Problem description> What is the number of lines in the entries below that include the word "text"? Provide the number only.

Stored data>
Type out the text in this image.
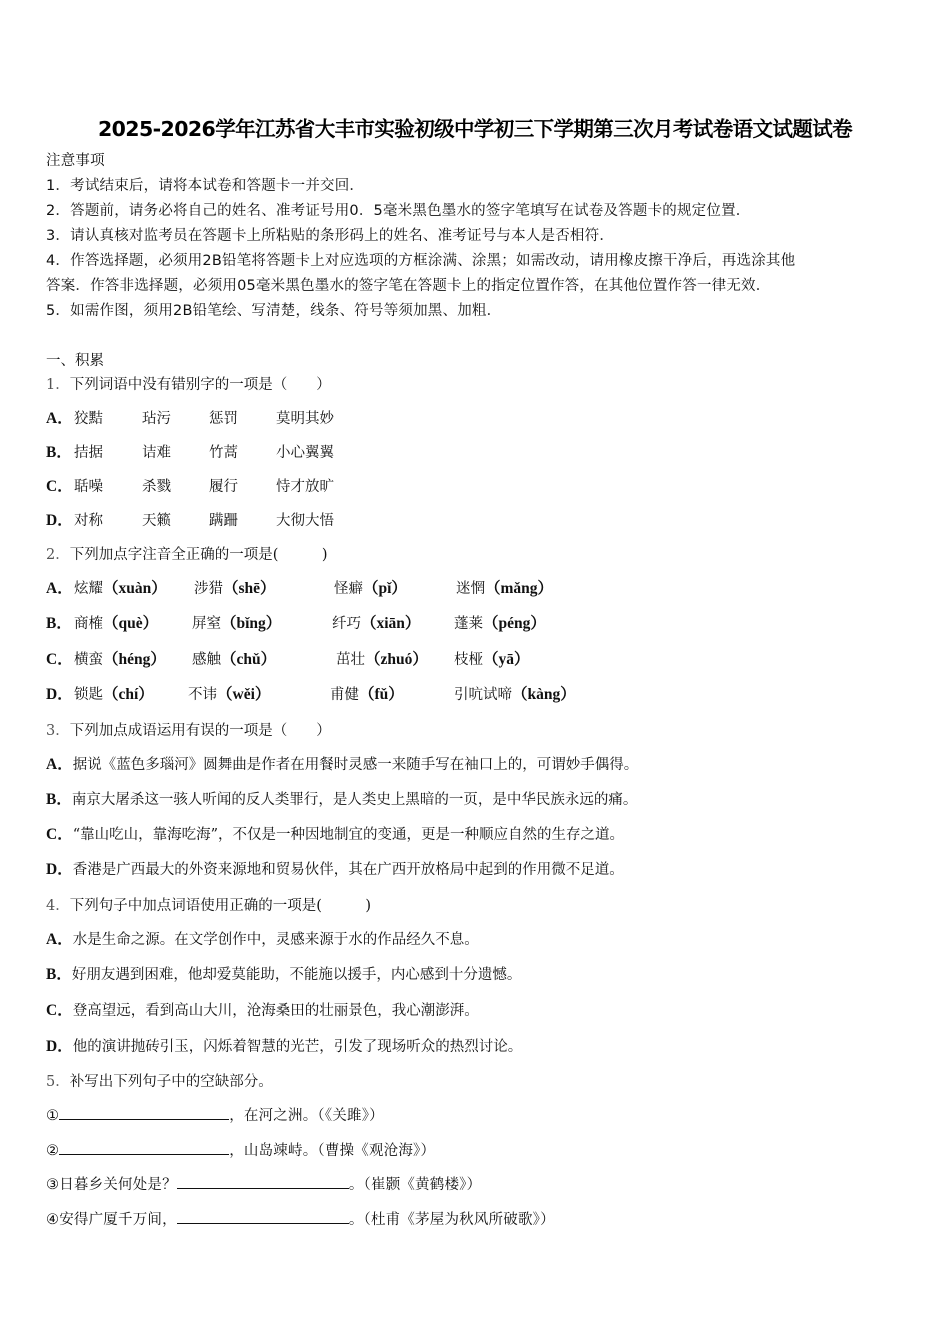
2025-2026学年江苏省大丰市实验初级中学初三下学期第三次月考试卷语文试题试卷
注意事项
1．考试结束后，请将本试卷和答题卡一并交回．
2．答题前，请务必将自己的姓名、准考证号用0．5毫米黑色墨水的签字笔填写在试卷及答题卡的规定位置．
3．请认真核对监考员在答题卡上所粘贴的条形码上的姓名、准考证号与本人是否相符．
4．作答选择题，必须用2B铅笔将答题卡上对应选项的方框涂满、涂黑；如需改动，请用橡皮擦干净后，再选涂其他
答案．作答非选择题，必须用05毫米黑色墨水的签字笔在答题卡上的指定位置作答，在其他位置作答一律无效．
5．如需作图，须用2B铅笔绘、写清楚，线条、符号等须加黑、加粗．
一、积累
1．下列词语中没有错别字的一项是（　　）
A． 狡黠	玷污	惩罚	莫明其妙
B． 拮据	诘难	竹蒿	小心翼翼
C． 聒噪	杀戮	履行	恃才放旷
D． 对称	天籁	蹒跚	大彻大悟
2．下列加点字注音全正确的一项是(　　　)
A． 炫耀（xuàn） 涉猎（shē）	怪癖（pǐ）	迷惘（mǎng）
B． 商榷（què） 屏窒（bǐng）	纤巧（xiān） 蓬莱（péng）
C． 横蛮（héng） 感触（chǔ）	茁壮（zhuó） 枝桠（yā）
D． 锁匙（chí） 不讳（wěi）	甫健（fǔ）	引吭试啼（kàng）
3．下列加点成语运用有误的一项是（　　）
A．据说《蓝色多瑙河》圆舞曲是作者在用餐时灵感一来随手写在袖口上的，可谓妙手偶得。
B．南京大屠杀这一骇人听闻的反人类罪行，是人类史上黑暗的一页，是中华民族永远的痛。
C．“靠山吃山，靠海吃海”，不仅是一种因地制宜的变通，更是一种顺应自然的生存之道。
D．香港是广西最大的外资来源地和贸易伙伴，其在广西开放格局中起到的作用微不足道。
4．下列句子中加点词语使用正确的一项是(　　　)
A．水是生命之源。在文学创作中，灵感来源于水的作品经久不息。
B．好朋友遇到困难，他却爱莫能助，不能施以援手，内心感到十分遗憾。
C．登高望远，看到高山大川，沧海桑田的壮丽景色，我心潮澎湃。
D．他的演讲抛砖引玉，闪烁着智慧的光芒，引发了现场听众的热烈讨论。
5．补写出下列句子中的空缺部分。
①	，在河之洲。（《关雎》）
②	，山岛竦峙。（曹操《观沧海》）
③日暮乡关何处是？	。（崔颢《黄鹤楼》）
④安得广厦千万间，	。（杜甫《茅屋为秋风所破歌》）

--

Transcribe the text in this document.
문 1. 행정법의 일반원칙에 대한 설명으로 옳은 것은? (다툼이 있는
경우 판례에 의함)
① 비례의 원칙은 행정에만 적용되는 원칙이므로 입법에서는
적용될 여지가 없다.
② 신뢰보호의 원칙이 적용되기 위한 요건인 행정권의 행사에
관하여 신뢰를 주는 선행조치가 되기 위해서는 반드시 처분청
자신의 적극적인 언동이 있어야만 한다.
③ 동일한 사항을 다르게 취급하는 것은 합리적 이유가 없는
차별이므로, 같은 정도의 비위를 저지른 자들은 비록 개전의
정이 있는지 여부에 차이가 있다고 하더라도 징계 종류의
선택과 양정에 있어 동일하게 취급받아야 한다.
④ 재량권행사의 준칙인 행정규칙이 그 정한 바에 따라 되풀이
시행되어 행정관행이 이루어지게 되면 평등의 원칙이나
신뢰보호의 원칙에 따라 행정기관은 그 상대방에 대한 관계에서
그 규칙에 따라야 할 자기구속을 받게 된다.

Task response> 2